[Entries from a visual dataset]
--- BEGIN ---
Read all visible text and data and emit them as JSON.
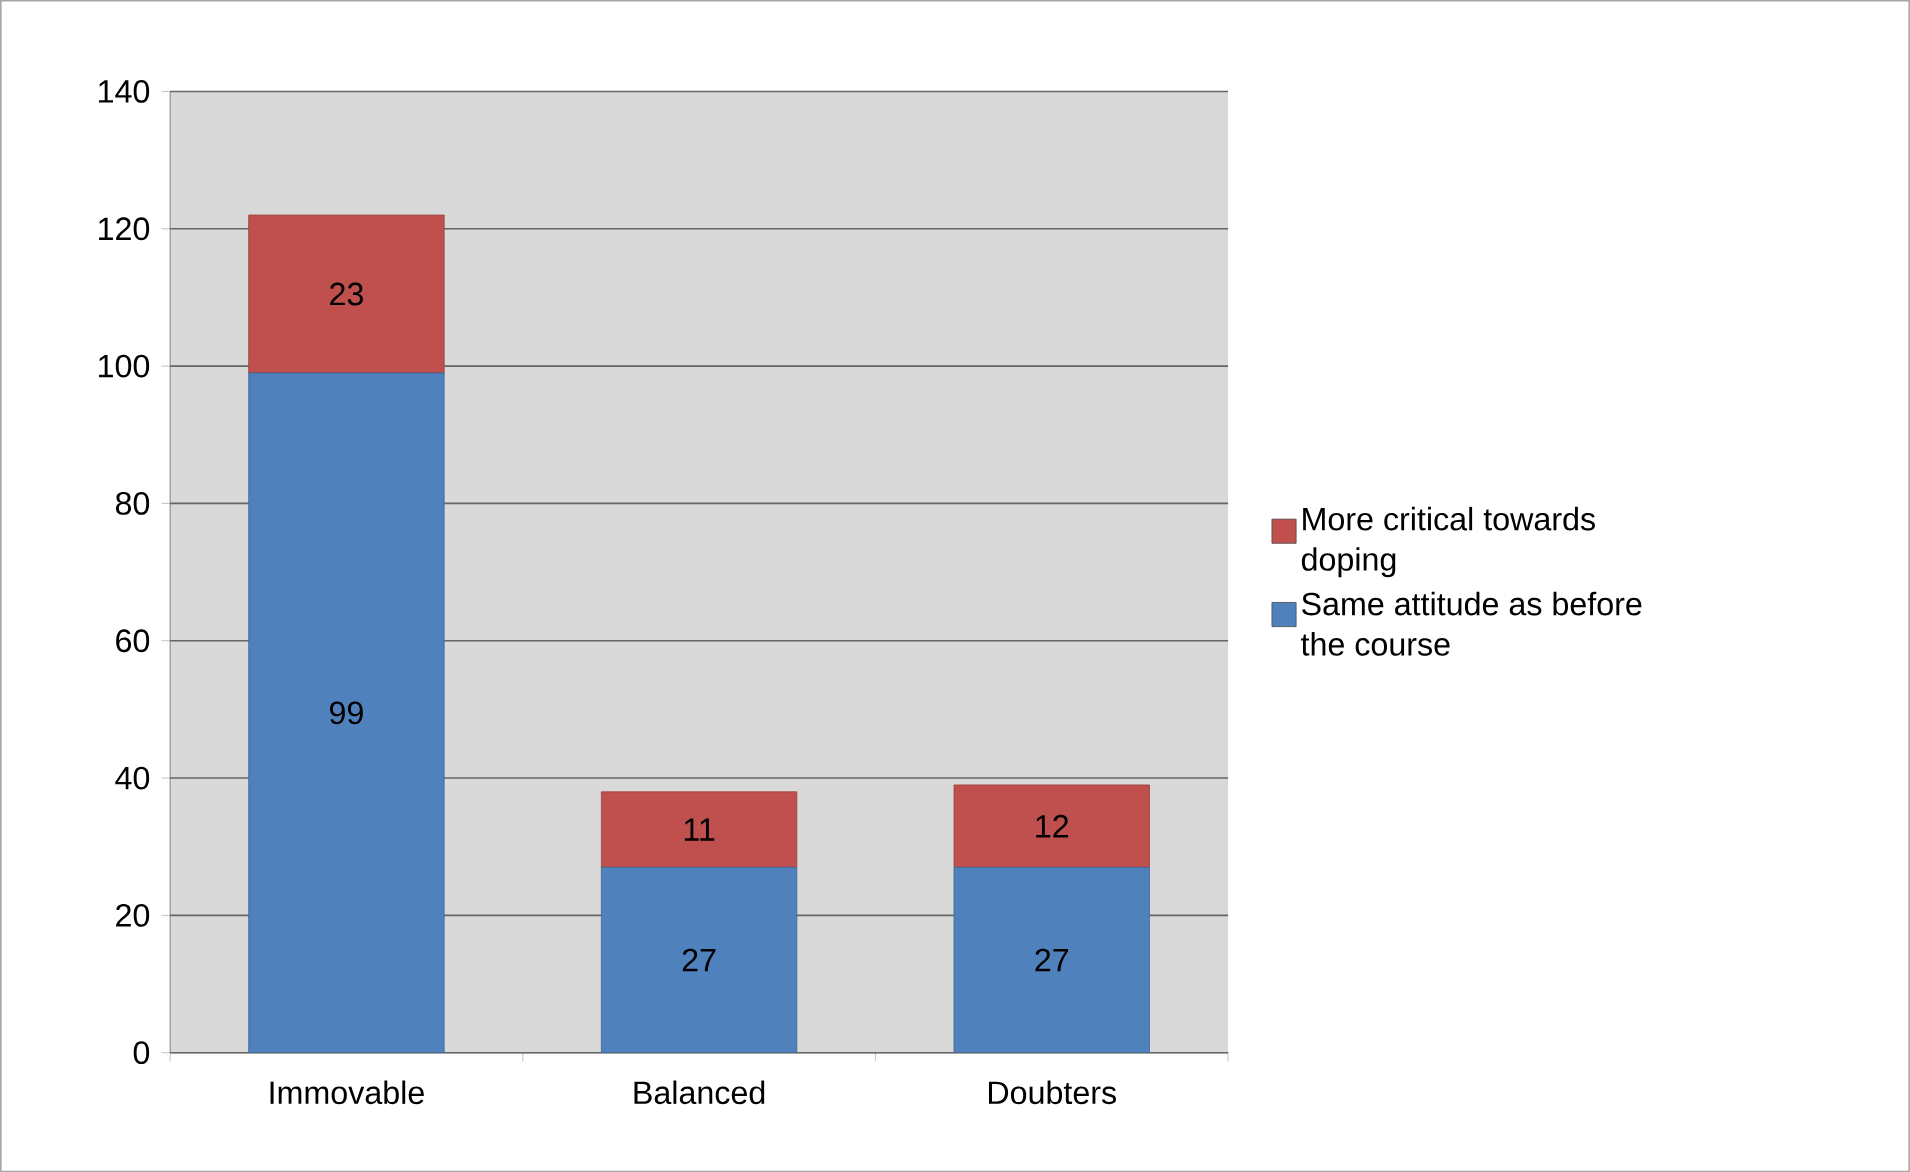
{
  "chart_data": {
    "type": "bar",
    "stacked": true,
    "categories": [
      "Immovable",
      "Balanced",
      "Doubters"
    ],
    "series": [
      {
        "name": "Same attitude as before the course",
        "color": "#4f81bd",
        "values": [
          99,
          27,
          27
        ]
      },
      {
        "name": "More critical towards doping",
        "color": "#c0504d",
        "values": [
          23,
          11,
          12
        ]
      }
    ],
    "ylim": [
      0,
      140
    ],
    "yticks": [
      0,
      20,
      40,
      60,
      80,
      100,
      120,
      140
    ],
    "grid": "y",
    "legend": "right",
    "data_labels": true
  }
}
--- END ---
• **Job**: Repeat the data above exactly, but not the pictures.

• **Solution to this task**:
Read all visible text and data and emit them as JSON.
{
  "chart_data": {
    "type": "bar",
    "stacked": true,
    "categories": [
      "Immovable",
      "Balanced",
      "Doubters"
    ],
    "series": [
      {
        "name": "Same attitude as before the course",
        "color": "#4f81bd",
        "values": [
          99,
          27,
          27
        ]
      },
      {
        "name": "More critical towards doping",
        "color": "#c0504d",
        "values": [
          23,
          11,
          12
        ]
      }
    ],
    "ylim": [
      0,
      140
    ],
    "yticks": [
      0,
      20,
      40,
      60,
      80,
      100,
      120,
      140
    ],
    "grid": "y",
    "legend": "right",
    "data_labels": true
  }
}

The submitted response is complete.